§ **GOAL**:
Report the count of lines below in which the string "раструбом" occurs; include nothing else.

Stored items:
--- BEGIN ---
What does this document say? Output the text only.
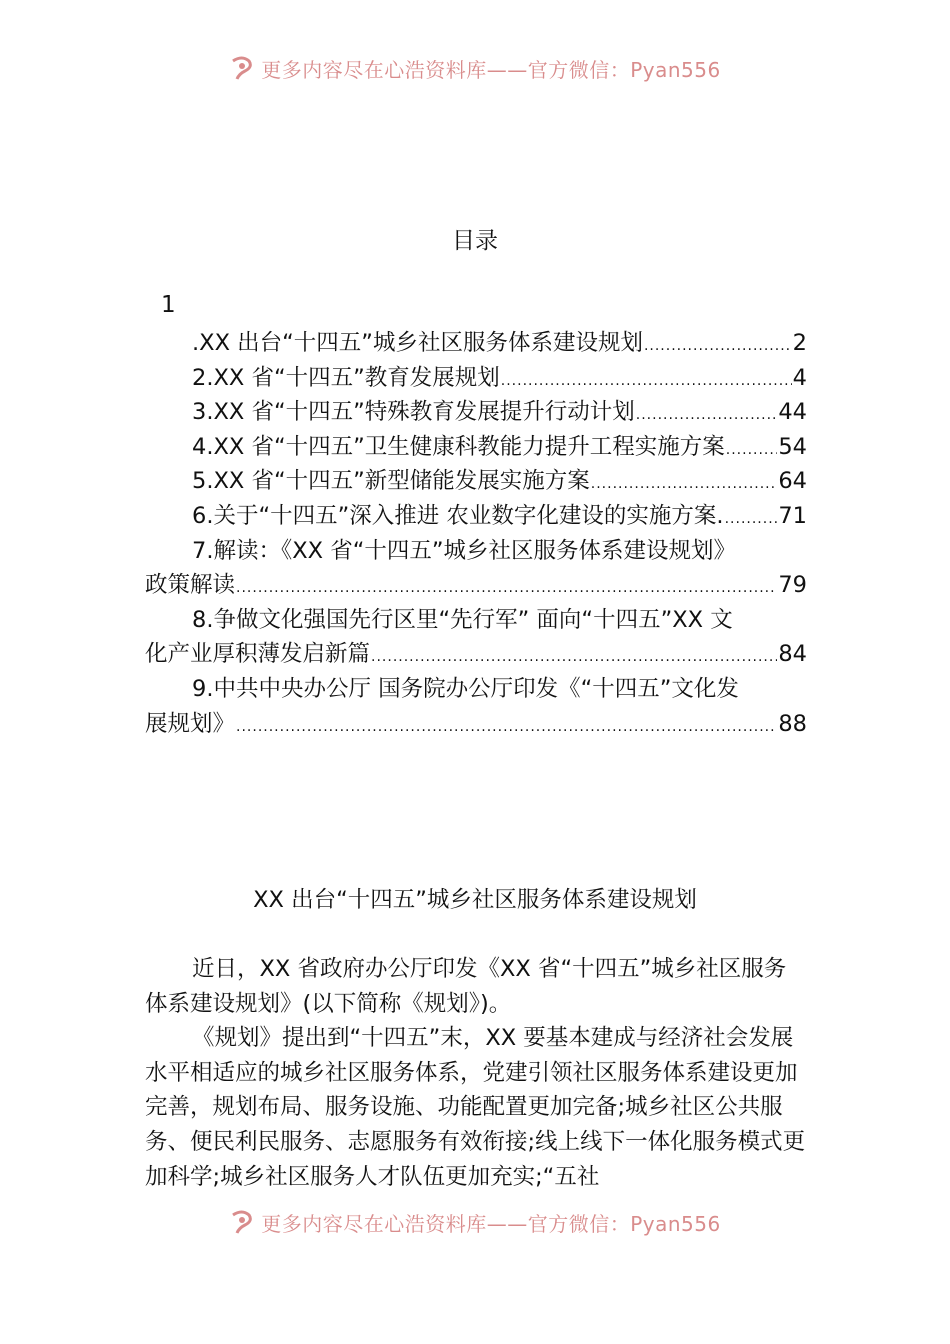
更多内容尽在心浩资料库——官方微信：Pyan556
目录
1
.XX 出台“十四五”城乡社区服务体系建设规划 .....	2
2.XX 省“十四五”教育发展规划 .....	4
3.XX 省“十四五”特殊教育发展提升行动计划 .....	44
4.XX 省“十四五”卫生健康科教能力提升工程实施方案 ..... 54
5.XX 省“十四五”新型储能发展实施方案 .....	64
6.关于“十四五”深入推进 农业数字化建设的实施方案. ..... 71
7.解读：《XX 省“十四五”城乡社区服务体系建设规划》
政策解读 .....	79
8.争做文化强国先行区里“先行军” 面向“十四五”XX 文
化产业厚积薄发启新篇 .....	84
9.中共中央办公厅 国务院办公厅印发《“十四五”文化发
展规划》 .....	88
XX 出台“十四五”城乡社区服务体系建设规划

近日，XX 省政府办公厅印发《XX 省“十四五”城乡社区服务体系建设规划》(以下简称《规划》)。

《规划》提出到“十四五”末，XX 要基本建成与经济社会发展水平相适应的城乡社区服务体系，党建引领社区服务体系建设更加完善，规划布局、服务设施、功能配置更加完备;城乡社区公共服务、便民利民服务、志愿服务有效衔接;线上线下一体化服务模式更加科学;城乡社区服务人才队伍更加充实;“五社

更多内容尽在心浩资料库——官方微信：Pyan556
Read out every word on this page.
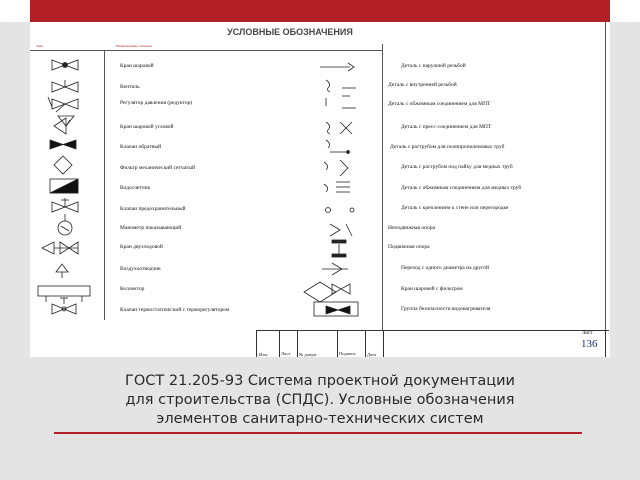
УСЛОВНЫЕ ОБОЗНАЧЕНИЯ
Знак	Наименование элемента
Кран шаровой
Вентиль
Регулятор давления (редуктор)
Кран шаровой угловой
Клапан обратный
Фильтр механический сетчатый
Водосчетчик
Клапан предохранительный
Манометр показывающий
Кран двухходовой
Воздухоотводчик
Коллектор
Клапан термостатический с терморегулятором
Деталь с наружной резьбой
Деталь с внутренней резьбой
Деталь с обжимным соединением для МПТ
Деталь с пресс-соединением для МПТ
Деталь с раструбом для полипропиленовых труб
Деталь с раструбом под пайку для медных труб
Деталь с обжимным соединением для медных труб
Деталь с креплением к стене или перегородке
Неподвижная опора
Подвижная опора
Переход с одного диаметра на другой
Кран шаровой с фильтром
Группа безопасности водонагревателя
Изм.	Лист № докум.	Подпись	Дата
Лист
136
ГОСТ 21.205-93 Система проектной документации
для строительства (СПДС). Условные обозначения
элементов санитарно-технических систем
--- END ---
§ **THE REPLY**:
2